======== Source data ========
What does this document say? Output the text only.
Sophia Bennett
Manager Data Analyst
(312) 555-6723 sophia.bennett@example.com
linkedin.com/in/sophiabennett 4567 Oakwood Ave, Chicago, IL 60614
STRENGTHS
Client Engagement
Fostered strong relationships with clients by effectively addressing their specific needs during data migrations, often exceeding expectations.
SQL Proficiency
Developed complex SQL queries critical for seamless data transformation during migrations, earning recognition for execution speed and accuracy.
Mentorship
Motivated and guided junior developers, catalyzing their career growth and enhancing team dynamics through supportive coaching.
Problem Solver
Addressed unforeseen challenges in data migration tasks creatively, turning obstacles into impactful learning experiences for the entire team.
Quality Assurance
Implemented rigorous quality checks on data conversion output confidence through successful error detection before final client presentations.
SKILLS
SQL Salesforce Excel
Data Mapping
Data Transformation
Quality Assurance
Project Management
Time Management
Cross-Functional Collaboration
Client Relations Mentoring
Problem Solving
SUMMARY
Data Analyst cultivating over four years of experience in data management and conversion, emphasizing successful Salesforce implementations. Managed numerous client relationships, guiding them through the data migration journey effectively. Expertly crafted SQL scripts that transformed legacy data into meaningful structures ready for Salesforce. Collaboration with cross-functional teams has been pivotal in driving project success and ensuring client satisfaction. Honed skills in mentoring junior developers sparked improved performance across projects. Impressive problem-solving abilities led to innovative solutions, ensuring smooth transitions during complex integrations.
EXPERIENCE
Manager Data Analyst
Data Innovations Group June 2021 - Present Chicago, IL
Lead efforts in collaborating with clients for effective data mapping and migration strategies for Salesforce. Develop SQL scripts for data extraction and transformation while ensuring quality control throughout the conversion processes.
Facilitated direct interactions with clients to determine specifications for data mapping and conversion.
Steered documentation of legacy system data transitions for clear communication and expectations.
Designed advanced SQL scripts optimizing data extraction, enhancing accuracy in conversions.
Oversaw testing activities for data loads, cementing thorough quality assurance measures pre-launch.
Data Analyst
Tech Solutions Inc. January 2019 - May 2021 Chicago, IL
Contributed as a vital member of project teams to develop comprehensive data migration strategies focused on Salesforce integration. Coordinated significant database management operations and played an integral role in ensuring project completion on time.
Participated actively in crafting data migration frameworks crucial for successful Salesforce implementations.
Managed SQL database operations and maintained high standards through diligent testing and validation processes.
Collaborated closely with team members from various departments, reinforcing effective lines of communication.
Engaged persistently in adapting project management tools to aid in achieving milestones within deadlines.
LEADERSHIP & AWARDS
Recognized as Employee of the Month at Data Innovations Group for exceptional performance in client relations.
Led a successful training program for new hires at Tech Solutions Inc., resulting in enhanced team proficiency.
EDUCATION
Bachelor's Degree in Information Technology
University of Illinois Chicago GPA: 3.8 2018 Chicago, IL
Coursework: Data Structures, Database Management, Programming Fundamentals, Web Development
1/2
========
> _What you are asked to do_
Set down the material above again, word for word.

> _Result of the task_
What does this document say? Output the text only.
Sophia Bennett
Manager Data Analyst
(312) 555-6723 sophia.bennett@example.com
linkedin.com/in/sophiabennett 4567 Oakwood Ave, Chicago, IL 60614
STRENGTHS
Client Engagement
Fostered strong relationships with clients by effectively addressing their specific needs during data migrations, often exceeding expectations.
SQL Proficiency
Developed complex SQL queries critical for seamless data transformation during migrations, earning recognition for execution speed and accuracy.
Mentorship
Motivated and guided junior developers, catalyzing their career growth and enhancing team dynamics through supportive coaching.
Problem Solver
Addressed unforeseen challenges in data migration tasks creatively, turning obstacles into impactful learning experiences for the entire team.
Quality Assurance
Implemented rigorous quality checks on data conversion output confidence through successful error detection before final client presentations.
SKILLS
SQL Salesforce Excel
Data Mapping
Data Transformation
Quality Assurance
Project Management
Time Management
Cross-Functional Collaboration
Client Relations Mentoring
Problem Solving
SUMMARY
Data Analyst cultivating over four years of experience in data management and conversion, emphasizing successful Salesforce implementations. Managed numerous client relationships, guiding them through the data migration journey effectively. Expertly crafted SQL scripts that transformed legacy data into meaningful structures ready for Salesforce. Collaboration with cross-functional teams has been pivotal in driving project success and ensuring client satisfaction. Honed skills in mentoring junior developers sparked improved performance across projects. Impressive problem-solving abilities led to innovative solutions, ensuring smooth transitions during complex integrations.
EXPERIENCE
Manager Data Analyst
Data Innovations Group June 2021 - Present Chicago, IL
Lead efforts in collaborating with clients for effective data mapping and migration strategies for Salesforce. Develop SQL scripts for data extraction and transformation while ensuring quality control throughout the conversion processes.
Facilitated direct interactions with clients to determine specifications for data mapping and conversion.
Steered documentation of legacy system data transitions for clear communication and expectations.
Designed advanced SQL scripts optimizing data extraction, enhancing accuracy in conversions.
Oversaw testing activities for data loads, cementing thorough quality assurance measures pre-launch.
Data Analyst
Tech Solutions Inc. January 2019 - May 2021 Chicago, IL
Contributed as a vital member of project teams to develop comprehensive data migration strategies focused on Salesforce integration. Coordinated significant database management operations and played an integral role in ensuring project completion on time.
Participated actively in crafting data migration frameworks crucial for successful Salesforce implementations.
Managed SQL database operations and maintained high standards through diligent testing and validation processes.
Collaborated closely with team members from various departments, reinforcing effective lines of communication.
Engaged persistently in adapting project management tools to aid in achieving milestones within deadlines.
LEADERSHIP & AWARDS
Recognized as Employee of the Month at Data Innovations Group for exceptional performance in client relations.
Led a successful training program for new hires at Tech Solutions Inc., resulting in enhanced team proficiency.
EDUCATION
Bachelor's Degree in Information Technology
University of Illinois Chicago GPA: 3.8 2018 Chicago, IL
Coursework: Data Structures, Database Management, Programming Fundamentals, Web Development
1/2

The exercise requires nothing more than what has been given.